WHAT YOU HAVE TO DO:
Reproduce the data in its entirety, exactly as supplied.

RECORDS TO USE:
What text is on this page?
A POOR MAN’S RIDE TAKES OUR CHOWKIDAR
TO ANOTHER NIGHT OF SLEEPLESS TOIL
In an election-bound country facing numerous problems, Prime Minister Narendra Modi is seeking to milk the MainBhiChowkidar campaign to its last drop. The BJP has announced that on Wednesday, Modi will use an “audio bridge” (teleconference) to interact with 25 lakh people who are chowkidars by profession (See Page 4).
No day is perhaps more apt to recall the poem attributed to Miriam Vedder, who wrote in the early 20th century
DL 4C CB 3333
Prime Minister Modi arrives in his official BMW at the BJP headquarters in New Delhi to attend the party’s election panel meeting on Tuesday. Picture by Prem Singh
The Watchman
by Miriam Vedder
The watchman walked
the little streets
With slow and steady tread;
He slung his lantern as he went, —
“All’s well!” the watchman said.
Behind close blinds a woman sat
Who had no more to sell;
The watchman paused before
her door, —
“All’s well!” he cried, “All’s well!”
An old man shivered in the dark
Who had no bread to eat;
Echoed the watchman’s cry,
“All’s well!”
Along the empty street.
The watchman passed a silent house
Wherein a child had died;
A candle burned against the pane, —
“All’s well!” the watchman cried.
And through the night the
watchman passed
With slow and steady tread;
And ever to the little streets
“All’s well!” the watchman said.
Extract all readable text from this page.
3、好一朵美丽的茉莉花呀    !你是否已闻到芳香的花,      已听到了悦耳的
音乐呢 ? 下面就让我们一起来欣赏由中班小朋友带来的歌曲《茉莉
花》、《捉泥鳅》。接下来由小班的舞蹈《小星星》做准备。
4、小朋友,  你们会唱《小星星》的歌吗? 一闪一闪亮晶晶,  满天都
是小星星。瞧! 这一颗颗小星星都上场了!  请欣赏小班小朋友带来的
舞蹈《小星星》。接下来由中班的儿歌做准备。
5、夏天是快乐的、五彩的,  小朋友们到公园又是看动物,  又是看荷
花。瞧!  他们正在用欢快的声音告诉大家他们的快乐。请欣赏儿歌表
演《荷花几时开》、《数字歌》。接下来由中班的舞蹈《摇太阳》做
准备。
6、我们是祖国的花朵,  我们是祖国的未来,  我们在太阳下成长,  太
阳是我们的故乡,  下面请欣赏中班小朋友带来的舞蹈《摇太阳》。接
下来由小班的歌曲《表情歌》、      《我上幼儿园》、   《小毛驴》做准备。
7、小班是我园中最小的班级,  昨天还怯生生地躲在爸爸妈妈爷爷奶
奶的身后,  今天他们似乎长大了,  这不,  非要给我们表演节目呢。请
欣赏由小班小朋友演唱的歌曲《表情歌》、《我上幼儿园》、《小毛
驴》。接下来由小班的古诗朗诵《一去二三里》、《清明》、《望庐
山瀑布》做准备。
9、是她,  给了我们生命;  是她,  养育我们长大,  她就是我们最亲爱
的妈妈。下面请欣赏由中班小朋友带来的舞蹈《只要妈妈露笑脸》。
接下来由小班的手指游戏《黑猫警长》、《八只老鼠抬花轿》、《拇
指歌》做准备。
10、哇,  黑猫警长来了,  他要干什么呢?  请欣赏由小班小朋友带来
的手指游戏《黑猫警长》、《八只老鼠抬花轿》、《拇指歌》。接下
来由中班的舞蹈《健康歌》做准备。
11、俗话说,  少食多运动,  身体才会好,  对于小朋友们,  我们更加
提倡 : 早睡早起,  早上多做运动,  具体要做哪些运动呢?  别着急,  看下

TASK OUTPUT:
What text is on this page?
A POOR MAN’S RIDE TAKES OUR CHOWKIDAR
TO ANOTHER NIGHT OF SLEEPLESS TOIL
In an election-bound country facing numerous problems, Prime Minister Narendra Modi is seeking to milk the MainBhiChowkidar campaign to its last drop. The BJP has announced that on Wednesday, Modi will use an “audio bridge” (teleconference) to interact with 25 lakh people who are chowkidars by profession (See Page 4).
No day is perhaps more apt to recall the poem attributed to Miriam Vedder, who wrote in the early 20th century
DL 4C CB 3333
Prime Minister Modi arrives in his official BMW at the BJP headquarters in New Delhi to attend the party’s election panel meeting on Tuesday. Picture by Prem Singh
The Watchman
by Miriam Vedder
The watchman walked
the little streets
With slow and steady tread;
He slung his lantern as he went, —
“All’s well!” the watchman said.
Behind close blinds a woman sat
Who had no more to sell;
The watchman paused before
her door, —
“All’s well!” he cried, “All’s well!”
An old man shivered in the dark
Who had no bread to eat;
Echoed the watchman’s cry,
“All’s well!”
Along the empty street.
The watchman passed a silent house
Wherein a child had died;
A candle burned against the pane, —
“All’s well!” the watchman cried.
And through the night the
watchman passed
With slow and steady tread;
And ever to the little streets
“All’s well!” the watchman said.
Extract all readable text from this page.
3、好一朵美丽的茉莉花呀    !你是否已闻到芳香的花,      已听到了悦耳的
音乐呢 ? 下面就让我们一起来欣赏由中班小朋友带来的歌曲《茉莉
花》、《捉泥鳅》。接下来由小班的舞蹈《小星星》做准备。
4、小朋友,  你们会唱《小星星》的歌吗? 一闪一闪亮晶晶,  满天都
是小星星。瞧! 这一颗颗小星星都上场了!  请欣赏小班小朋友带来的
舞蹈《小星星》。接下来由中班的儿歌做准备。
5、夏天是快乐的、五彩的,  小朋友们到公园又是看动物,  又是看荷
花。瞧!  他们正在用欢快的声音告诉大家他们的快乐。请欣赏儿歌表
演《荷花几时开》、《数字歌》。接下来由中班的舞蹈《摇太阳》做
准备。
6、我们是祖国的花朵,  我们是祖国的未来,  我们在太阳下成长,  太
阳是我们的故乡,  下面请欣赏中班小朋友带来的舞蹈《摇太阳》。接
下来由小班的歌曲《表情歌》、      《我上幼儿园》、   《小毛驴》做准备。
7、小班是我园中最小的班级,  昨天还怯生生地躲在爸爸妈妈爷爷奶
奶的身后,  今天他们似乎长大了,  这不,  非要给我们表演节目呢。请
欣赏由小班小朋友演唱的歌曲《表情歌》、《我上幼儿园》、《小毛
驴》。接下来由小班的古诗朗诵《一去二三里》、《清明》、《望庐
山瀑布》做准备。
9、是她,  给了我们生命;  是她,  养育我们长大,  她就是我们最亲爱
的妈妈。下面请欣赏由中班小朋友带来的舞蹈《只要妈妈露笑脸》。
接下来由小班的手指游戏《黑猫警长》、《八只老鼠抬花轿》、《拇
指歌》做准备。
10、哇,  黑猫警长来了,  他要干什么呢?  请欣赏由小班小朋友带来
的手指游戏《黑猫警长》、《八只老鼠抬花轿》、《拇指歌》。接下
来由中班的舞蹈《健康歌》做准备。
11、俗话说,  少食多运动,  身体才会好,  对于小朋友们,  我们更加
提倡 : 早睡早起,  早上多做运动,  具体要做哪些运动呢?  别着急,  看下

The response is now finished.